Stored data entries:

•••••

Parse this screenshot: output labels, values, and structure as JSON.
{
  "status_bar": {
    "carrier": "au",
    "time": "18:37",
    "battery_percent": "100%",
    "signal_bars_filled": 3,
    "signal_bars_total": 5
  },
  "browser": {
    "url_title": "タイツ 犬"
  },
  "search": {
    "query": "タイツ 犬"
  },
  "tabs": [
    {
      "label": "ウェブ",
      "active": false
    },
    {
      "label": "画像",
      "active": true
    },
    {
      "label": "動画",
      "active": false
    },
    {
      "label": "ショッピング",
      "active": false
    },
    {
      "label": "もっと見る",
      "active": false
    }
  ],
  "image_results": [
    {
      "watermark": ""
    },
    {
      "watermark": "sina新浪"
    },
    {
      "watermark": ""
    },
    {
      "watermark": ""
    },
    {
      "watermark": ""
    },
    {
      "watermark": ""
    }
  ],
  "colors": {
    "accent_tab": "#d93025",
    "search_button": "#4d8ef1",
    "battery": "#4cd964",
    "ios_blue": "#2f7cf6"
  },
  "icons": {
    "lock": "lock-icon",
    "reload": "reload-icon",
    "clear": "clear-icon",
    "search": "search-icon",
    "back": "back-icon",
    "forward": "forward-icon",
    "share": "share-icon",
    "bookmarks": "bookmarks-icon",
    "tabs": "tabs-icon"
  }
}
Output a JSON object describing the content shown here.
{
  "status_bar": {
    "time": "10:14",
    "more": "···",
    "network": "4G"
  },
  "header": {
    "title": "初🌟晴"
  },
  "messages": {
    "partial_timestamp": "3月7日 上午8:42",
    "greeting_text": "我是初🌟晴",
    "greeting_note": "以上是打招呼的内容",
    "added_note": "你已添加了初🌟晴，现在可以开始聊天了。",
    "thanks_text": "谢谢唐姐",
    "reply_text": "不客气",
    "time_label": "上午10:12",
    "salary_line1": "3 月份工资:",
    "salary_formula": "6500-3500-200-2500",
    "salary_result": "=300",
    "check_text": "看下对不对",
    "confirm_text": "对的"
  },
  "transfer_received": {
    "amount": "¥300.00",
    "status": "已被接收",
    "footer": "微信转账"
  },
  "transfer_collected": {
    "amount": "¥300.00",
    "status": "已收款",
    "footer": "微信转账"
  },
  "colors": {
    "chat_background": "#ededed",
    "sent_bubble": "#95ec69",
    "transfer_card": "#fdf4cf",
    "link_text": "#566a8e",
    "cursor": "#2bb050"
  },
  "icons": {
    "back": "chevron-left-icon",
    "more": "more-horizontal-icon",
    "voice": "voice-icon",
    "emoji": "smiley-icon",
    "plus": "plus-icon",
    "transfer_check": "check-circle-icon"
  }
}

•••••

- WHAT TO WORK ON
Extract the listing in its entirety and repeat it exactly.

- TASK OUTPUT
Parse this screenshot: output labels, values, and structure as JSON.
{
  "status_bar": {
    "carrier": "au",
    "time": "18:37",
    "battery_percent": "100%",
    "signal_bars_filled": 3,
    "signal_bars_total": 5
  },
  "browser": {
    "url_title": "タイツ 犬"
  },
  "search": {
    "query": "タイツ 犬"
  },
  "tabs": [
    {
      "label": "ウェブ",
      "active": false
    },
    {
      "label": "画像",
      "active": true
    },
    {
      "label": "動画",
      "active": false
    },
    {
      "label": "ショッピング",
      "active": false
    },
    {
      "label": "もっと見る",
      "active": false
    }
  ],
  "image_results": [
    {
      "watermark": ""
    },
    {
      "watermark": "sina新浪"
    },
    {
      "watermark": ""
    },
    {
      "watermark": ""
    },
    {
      "watermark": ""
    },
    {
      "watermark": ""
    }
  ],
  "colors": {
    "accent_tab": "#d93025",
    "search_button": "#4d8ef1",
    "battery": "#4cd964",
    "ios_blue": "#2f7cf6"
  },
  "icons": {
    "lock": "lock-icon",
    "reload": "reload-icon",
    "clear": "clear-icon",
    "search": "search-icon",
    "back": "back-icon",
    "forward": "forward-icon",
    "share": "share-icon",
    "bookmarks": "bookmarks-icon",
    "tabs": "tabs-icon"
  }
}
Output a JSON object describing the content shown here.
{
  "status_bar": {
    "time": "10:14",
    "more": "···",
    "network": "4G"
  },
  "header": {
    "title": "初🌟晴"
  },
  "messages": {
    "partial_timestamp": "3月7日 上午8:42",
    "greeting_text": "我是初🌟晴",
    "greeting_note": "以上是打招呼的内容",
    "added_note": "你已添加了初🌟晴，现在可以开始聊天了。",
    "thanks_text": "谢谢唐姐",
    "reply_text": "不客气",
    "time_label": "上午10:12",
    "salary_line1": "3 月份工资:",
    "salary_formula": "6500-3500-200-2500",
    "salary_result": "=300",
    "check_text": "看下对不对",
    "confirm_text": "对的"
  },
  "transfer_received": {
    "amount": "¥300.00",
    "status": "已被接收",
    "footer": "微信转账"
  },
  "transfer_collected": {
    "amount": "¥300.00",
    "status": "已收款",
    "footer": "微信转账"
  },
  "colors": {
    "chat_background": "#ededed",
    "sent_bubble": "#95ec69",
    "transfer_card": "#fdf4cf",
    "link_text": "#566a8e",
    "cursor": "#2bb050"
  },
  "icons": {
    "back": "chevron-left-icon",
    "more": "more-horizontal-icon",
    "voice": "voice-icon",
    "emoji": "smiley-icon",
    "plus": "plus-icon",
    "transfer_check": "check-circle-icon"
  }
}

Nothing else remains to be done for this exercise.